→ **INPUT FOR THIS TASK**:
= = = =
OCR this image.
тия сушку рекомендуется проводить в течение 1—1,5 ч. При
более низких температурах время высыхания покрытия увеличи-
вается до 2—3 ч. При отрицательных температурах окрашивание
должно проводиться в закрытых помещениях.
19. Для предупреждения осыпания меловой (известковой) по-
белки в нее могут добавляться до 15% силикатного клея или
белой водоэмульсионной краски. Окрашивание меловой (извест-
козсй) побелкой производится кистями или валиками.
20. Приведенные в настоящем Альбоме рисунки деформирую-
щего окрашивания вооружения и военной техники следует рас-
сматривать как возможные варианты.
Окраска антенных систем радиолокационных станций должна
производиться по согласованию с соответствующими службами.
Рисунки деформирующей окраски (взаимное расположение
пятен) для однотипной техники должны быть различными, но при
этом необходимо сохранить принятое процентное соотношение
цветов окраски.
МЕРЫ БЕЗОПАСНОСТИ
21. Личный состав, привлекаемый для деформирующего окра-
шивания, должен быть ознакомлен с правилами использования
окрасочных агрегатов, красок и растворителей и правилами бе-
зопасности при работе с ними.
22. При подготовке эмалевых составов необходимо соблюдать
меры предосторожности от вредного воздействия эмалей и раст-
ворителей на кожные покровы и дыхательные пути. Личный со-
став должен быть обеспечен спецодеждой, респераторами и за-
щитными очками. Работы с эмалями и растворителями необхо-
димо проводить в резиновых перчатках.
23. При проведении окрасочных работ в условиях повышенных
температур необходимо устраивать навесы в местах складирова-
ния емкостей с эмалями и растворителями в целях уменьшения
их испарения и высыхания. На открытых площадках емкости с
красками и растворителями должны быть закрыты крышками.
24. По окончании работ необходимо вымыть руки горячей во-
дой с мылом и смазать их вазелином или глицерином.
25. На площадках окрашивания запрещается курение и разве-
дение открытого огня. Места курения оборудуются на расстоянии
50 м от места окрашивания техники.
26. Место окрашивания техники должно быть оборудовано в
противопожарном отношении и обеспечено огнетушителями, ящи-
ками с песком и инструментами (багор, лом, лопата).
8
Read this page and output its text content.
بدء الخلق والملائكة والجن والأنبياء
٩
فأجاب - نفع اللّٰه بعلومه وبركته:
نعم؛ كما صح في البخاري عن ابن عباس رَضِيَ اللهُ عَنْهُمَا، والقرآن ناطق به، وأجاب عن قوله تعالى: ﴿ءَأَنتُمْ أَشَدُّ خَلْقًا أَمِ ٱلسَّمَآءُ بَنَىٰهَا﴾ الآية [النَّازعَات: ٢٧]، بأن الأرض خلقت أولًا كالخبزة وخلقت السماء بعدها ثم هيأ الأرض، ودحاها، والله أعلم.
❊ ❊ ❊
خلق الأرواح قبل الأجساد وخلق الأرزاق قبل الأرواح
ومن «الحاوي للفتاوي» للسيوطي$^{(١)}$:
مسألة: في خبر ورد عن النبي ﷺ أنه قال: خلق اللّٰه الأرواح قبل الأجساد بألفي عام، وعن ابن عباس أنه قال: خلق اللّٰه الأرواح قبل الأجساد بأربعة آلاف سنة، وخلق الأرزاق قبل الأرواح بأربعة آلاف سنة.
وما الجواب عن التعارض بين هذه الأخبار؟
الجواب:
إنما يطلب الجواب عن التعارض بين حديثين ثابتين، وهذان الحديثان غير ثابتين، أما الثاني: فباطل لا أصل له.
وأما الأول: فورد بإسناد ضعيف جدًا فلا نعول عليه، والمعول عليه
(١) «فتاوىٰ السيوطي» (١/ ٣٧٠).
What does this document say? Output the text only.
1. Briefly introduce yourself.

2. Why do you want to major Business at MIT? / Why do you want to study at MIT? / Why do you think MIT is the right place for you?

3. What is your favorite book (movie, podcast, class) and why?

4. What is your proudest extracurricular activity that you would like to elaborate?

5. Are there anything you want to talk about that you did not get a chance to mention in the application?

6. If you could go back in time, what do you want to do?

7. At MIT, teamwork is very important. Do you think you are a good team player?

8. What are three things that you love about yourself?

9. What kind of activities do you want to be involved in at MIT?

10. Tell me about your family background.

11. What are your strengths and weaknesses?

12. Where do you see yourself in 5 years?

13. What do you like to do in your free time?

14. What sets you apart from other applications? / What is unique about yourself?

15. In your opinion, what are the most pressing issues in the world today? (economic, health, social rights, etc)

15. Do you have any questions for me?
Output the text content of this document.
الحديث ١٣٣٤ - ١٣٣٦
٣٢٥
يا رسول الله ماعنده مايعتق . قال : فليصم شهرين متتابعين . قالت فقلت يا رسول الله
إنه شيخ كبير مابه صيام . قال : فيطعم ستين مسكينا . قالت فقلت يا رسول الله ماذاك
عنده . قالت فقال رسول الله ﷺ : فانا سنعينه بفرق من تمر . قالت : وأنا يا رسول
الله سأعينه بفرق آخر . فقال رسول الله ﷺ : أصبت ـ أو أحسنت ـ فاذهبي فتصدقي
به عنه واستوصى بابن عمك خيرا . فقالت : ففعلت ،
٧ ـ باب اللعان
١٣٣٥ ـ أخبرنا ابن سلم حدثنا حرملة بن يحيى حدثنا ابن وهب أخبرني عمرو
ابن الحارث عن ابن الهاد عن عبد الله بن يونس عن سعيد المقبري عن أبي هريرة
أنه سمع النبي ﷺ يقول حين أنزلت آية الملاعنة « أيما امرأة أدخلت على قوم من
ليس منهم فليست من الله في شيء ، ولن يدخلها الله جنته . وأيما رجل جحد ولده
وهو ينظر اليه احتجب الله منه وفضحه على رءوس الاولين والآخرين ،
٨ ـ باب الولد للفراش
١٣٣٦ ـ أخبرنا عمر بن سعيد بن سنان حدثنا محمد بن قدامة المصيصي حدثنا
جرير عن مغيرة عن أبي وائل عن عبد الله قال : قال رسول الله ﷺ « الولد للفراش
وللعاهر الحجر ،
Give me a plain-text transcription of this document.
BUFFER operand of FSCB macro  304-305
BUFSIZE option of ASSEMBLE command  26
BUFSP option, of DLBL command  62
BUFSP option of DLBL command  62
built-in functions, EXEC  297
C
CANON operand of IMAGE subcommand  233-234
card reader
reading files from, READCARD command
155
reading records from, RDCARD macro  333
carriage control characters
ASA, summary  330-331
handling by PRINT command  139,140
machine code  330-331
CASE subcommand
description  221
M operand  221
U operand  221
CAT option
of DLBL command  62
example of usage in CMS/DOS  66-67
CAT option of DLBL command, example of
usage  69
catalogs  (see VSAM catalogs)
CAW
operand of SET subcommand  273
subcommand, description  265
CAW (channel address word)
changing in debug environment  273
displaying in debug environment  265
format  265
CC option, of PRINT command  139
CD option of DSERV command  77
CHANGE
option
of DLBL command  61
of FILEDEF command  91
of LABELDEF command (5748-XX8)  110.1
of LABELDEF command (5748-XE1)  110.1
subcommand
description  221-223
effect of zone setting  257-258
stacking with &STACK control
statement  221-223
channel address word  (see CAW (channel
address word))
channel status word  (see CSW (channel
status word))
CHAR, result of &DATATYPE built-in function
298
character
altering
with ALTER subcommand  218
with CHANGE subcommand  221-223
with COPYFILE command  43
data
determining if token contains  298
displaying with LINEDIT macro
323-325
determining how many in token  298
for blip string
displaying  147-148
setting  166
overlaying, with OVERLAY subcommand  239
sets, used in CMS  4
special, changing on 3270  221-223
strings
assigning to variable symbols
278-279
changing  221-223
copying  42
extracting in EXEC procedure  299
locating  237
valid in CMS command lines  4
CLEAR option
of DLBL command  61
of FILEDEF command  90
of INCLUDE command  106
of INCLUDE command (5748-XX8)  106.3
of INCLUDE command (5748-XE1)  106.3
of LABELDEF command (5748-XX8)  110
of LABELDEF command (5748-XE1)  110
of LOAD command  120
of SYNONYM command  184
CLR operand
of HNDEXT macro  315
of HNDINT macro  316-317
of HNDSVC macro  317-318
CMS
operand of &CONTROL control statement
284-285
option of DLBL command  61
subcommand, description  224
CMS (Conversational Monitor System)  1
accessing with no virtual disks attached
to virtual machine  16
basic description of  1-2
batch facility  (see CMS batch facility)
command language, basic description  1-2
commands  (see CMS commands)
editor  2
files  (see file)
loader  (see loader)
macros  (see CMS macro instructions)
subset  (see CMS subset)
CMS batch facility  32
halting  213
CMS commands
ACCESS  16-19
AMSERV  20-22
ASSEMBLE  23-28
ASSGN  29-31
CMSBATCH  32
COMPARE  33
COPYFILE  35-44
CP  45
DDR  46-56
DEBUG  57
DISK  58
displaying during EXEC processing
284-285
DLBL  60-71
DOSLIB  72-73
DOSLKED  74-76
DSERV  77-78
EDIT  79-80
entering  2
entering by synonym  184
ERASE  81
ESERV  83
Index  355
= = = =
→ **WHAT YOU HAVE TO DO**: In the entries above, find every line holding the word "yourself" and copy it out.

→ **SOLUTION FOR THIS EXERCISE**:
1. Briefly introduce yourself.
8. What are three things that you love about yourself?
12. Where do you see yourself in 5 years?
14. What sets you apart from other applications? / What is unique about yourself?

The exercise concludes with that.